• [Stated exercise]
Set down the whole listing verbatim.

• [Available records]
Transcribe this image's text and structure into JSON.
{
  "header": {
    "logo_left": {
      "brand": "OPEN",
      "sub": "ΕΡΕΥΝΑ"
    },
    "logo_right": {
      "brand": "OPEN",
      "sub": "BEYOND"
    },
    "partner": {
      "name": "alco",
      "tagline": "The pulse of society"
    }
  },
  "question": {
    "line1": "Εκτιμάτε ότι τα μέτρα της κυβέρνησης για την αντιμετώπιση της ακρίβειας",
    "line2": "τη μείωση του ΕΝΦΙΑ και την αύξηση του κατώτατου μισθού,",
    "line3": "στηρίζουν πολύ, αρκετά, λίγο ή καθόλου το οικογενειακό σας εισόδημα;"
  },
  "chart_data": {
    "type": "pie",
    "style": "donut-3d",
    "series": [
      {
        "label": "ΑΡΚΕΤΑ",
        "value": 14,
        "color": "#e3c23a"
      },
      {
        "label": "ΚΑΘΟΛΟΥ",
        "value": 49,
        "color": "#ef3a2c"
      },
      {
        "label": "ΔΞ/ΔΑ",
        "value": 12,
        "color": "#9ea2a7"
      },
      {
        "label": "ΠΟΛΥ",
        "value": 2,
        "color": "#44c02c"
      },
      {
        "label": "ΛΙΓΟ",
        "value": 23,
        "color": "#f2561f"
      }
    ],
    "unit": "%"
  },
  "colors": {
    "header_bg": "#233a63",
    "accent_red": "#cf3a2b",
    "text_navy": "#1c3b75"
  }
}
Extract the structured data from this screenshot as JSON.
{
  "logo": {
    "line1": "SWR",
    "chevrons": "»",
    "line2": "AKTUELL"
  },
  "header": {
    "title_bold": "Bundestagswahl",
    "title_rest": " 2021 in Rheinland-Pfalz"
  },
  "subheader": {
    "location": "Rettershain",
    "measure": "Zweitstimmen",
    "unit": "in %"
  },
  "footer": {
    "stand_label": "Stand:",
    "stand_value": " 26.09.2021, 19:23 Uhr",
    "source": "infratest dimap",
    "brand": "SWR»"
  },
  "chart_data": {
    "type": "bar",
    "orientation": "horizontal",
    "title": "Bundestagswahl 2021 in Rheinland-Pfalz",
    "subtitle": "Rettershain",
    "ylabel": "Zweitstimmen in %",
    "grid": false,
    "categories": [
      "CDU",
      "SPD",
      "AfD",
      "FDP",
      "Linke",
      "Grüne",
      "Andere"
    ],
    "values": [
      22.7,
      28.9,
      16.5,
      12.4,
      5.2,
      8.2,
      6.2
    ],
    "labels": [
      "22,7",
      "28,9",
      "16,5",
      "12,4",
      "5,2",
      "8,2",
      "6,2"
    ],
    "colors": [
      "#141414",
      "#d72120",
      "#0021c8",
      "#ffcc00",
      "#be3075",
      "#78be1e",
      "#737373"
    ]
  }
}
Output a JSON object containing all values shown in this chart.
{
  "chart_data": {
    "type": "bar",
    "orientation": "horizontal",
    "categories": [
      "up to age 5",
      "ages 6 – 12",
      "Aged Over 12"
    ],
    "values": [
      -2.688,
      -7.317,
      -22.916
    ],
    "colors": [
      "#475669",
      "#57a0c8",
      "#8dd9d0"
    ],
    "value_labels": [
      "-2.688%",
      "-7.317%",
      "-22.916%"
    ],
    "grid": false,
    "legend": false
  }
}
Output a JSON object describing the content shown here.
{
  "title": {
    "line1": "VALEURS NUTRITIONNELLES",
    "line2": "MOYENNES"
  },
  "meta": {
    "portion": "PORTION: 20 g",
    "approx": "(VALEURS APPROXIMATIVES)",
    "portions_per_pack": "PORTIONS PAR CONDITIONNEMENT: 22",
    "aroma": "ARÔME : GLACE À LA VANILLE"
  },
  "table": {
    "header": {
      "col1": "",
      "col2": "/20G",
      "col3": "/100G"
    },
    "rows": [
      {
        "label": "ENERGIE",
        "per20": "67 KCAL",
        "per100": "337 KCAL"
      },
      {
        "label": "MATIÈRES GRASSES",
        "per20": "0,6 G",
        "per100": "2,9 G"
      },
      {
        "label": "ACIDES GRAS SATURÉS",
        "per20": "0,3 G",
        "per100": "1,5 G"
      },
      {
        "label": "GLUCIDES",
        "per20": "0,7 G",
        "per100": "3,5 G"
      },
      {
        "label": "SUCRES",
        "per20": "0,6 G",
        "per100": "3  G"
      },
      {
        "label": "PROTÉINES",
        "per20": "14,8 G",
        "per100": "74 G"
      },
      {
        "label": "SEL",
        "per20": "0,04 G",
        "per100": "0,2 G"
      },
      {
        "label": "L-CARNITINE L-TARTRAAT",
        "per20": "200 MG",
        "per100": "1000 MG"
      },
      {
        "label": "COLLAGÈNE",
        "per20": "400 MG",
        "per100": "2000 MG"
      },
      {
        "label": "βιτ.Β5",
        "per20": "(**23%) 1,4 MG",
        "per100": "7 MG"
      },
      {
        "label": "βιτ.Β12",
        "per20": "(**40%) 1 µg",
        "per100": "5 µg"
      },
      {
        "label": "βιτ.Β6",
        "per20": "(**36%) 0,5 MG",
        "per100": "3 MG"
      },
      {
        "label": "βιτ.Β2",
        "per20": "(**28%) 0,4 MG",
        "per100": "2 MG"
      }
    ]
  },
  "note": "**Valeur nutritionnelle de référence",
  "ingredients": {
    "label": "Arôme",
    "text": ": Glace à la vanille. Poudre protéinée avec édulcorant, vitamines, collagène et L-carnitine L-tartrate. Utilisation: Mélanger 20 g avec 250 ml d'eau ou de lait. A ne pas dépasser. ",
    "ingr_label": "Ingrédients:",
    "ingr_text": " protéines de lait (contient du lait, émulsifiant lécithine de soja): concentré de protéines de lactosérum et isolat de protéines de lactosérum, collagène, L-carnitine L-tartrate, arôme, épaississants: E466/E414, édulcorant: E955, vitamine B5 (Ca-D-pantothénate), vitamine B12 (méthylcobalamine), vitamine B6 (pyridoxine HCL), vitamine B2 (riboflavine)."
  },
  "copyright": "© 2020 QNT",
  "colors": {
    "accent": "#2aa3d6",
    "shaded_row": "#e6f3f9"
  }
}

• [Output of the exercise]
Transcribe this image's text and structure into JSON.
{
  "header": {
    "logo_left": {
      "brand": "OPEN",
      "sub": "ΕΡΕΥΝΑ"
    },
    "logo_right": {
      "brand": "OPEN",
      "sub": "BEYOND"
    },
    "partner": {
      "name": "alco",
      "tagline": "The pulse of society"
    }
  },
  "question": {
    "line1": "Εκτιμάτε ότι τα μέτρα της κυβέρνησης για την αντιμετώπιση της ακρίβειας",
    "line2": "τη μείωση του ΕΝΦΙΑ και την αύξηση του κατώτατου μισθού,",
    "line3": "στηρίζουν πολύ, αρκετά, λίγο ή καθόλου το οικογενειακό σας εισόδημα;"
  },
  "chart_data": {
    "type": "pie",
    "style": "donut-3d",
    "series": [
      {
        "label": "ΑΡΚΕΤΑ",
        "value": 14,
        "color": "#e3c23a"
      },
      {
        "label": "ΚΑΘΟΛΟΥ",
        "value": 49,
        "color": "#ef3a2c"
      },
      {
        "label": "ΔΞ/ΔΑ",
        "value": 12,
        "color": "#9ea2a7"
      },
      {
        "label": "ΠΟΛΥ",
        "value": 2,
        "color": "#44c02c"
      },
      {
        "label": "ΛΙΓΟ",
        "value": 23,
        "color": "#f2561f"
      }
    ],
    "unit": "%"
  },
  "colors": {
    "header_bg": "#233a63",
    "accent_red": "#cf3a2b",
    "text_navy": "#1c3b75"
  }
}
Extract the structured data from this screenshot as JSON.
{
  "logo": {
    "line1": "SWR",
    "chevrons": "»",
    "line2": "AKTUELL"
  },
  "header": {
    "title_bold": "Bundestagswahl",
    "title_rest": " 2021 in Rheinland-Pfalz"
  },
  "subheader": {
    "location": "Rettershain",
    "measure": "Zweitstimmen",
    "unit": "in %"
  },
  "footer": {
    "stand_label": "Stand:",
    "stand_value": " 26.09.2021, 19:23 Uhr",
    "source": "infratest dimap",
    "brand": "SWR»"
  },
  "chart_data": {
    "type": "bar",
    "orientation": "horizontal",
    "title": "Bundestagswahl 2021 in Rheinland-Pfalz",
    "subtitle": "Rettershain",
    "ylabel": "Zweitstimmen in %",
    "grid": false,
    "categories": [
      "CDU",
      "SPD",
      "AfD",
      "FDP",
      "Linke",
      "Grüne",
      "Andere"
    ],
    "values": [
      22.7,
      28.9,
      16.5,
      12.4,
      5.2,
      8.2,
      6.2
    ],
    "labels": [
      "22,7",
      "28,9",
      "16,5",
      "12,4",
      "5,2",
      "8,2",
      "6,2"
    ],
    "colors": [
      "#141414",
      "#d72120",
      "#0021c8",
      "#ffcc00",
      "#be3075",
      "#78be1e",
      "#737373"
    ]
  }
}
Output a JSON object containing all values shown in this chart.
{
  "chart_data": {
    "type": "bar",
    "orientation": "horizontal",
    "categories": [
      "up to age 5",
      "ages 6 – 12",
      "Aged Over 12"
    ],
    "values": [
      -2.688,
      -7.317,
      -22.916
    ],
    "colors": [
      "#475669",
      "#57a0c8",
      "#8dd9d0"
    ],
    "value_labels": [
      "-2.688%",
      "-7.317%",
      "-22.916%"
    ],
    "grid": false,
    "legend": false
  }
}
Output a JSON object describing the content shown here.
{
  "title": {
    "line1": "VALEURS NUTRITIONNELLES",
    "line2": "MOYENNES"
  },
  "meta": {
    "portion": "PORTION: 20 g",
    "approx": "(VALEURS APPROXIMATIVES)",
    "portions_per_pack": "PORTIONS PAR CONDITIONNEMENT: 22",
    "aroma": "ARÔME : GLACE À LA VANILLE"
  },
  "table": {
    "header": {
      "col1": "",
      "col2": "/20G",
      "col3": "/100G"
    },
    "rows": [
      {
        "label": "ENERGIE",
        "per20": "67 KCAL",
        "per100": "337 KCAL"
      },
      {
        "label": "MATIÈRES GRASSES",
        "per20": "0,6 G",
        "per100": "2,9 G"
      },
      {
        "label": "ACIDES GRAS SATURÉS",
        "per20": "0,3 G",
        "per100": "1,5 G"
      },
      {
        "label": "GLUCIDES",
        "per20": "0,7 G",
        "per100": "3,5 G"
      },
      {
        "label": "SUCRES",
        "per20": "0,6 G",
        "per100": "3  G"
      },
      {
        "label": "PROTÉINES",
        "per20": "14,8 G",
        "per100": "74 G"
      },
      {
        "label": "SEL",
        "per20": "0,04 G",
        "per100": "0,2 G"
      },
      {
        "label": "L-CARNITINE L-TARTRAAT",
        "per20": "200 MG",
        "per100": "1000 MG"
      },
      {
        "label": "COLLAGÈNE",
        "per20": "400 MG",
        "per100": "2000 MG"
      },
      {
        "label": "βιτ.Β5",
        "per20": "(**23%) 1,4 MG",
        "per100": "7 MG"
      },
      {
        "label": "βιτ.Β12",
        "per20": "(**40%) 1 µg",
        "per100": "5 µg"
      },
      {
        "label": "βιτ.Β6",
        "per20": "(**36%) 0,5 MG",
        "per100": "3 MG"
      },
      {
        "label": "βιτ.Β2",
        "per20": "(**28%) 0,4 MG",
        "per100": "2 MG"
      }
    ]
  },
  "note": "**Valeur nutritionnelle de référence",
  "ingredients": {
    "label": "Arôme",
    "text": ": Glace à la vanille. Poudre protéinée avec édulcorant, vitamines, collagène et L-carnitine L-tartrate. Utilisation: Mélanger 20 g avec 250 ml d'eau ou de lait. A ne pas dépasser. ",
    "ingr_label": "Ingrédients:",
    "ingr_text": " protéines de lait (contient du lait, émulsifiant lécithine de soja): concentré de protéines de lactosérum et isolat de protéines de lactosérum, collagène, L-carnitine L-tartrate, arôme, épaississants: E466/E414, édulcorant: E955, vitamine B5 (Ca-D-pantothénate), vitamine B12 (méthylcobalamine), vitamine B6 (pyridoxine HCL), vitamine B2 (riboflavine)."
  },
  "copyright": "© 2020 QNT",
  "colors": {
    "accent": "#2aa3d6",
    "shaded_row": "#e6f3f9"
  }
}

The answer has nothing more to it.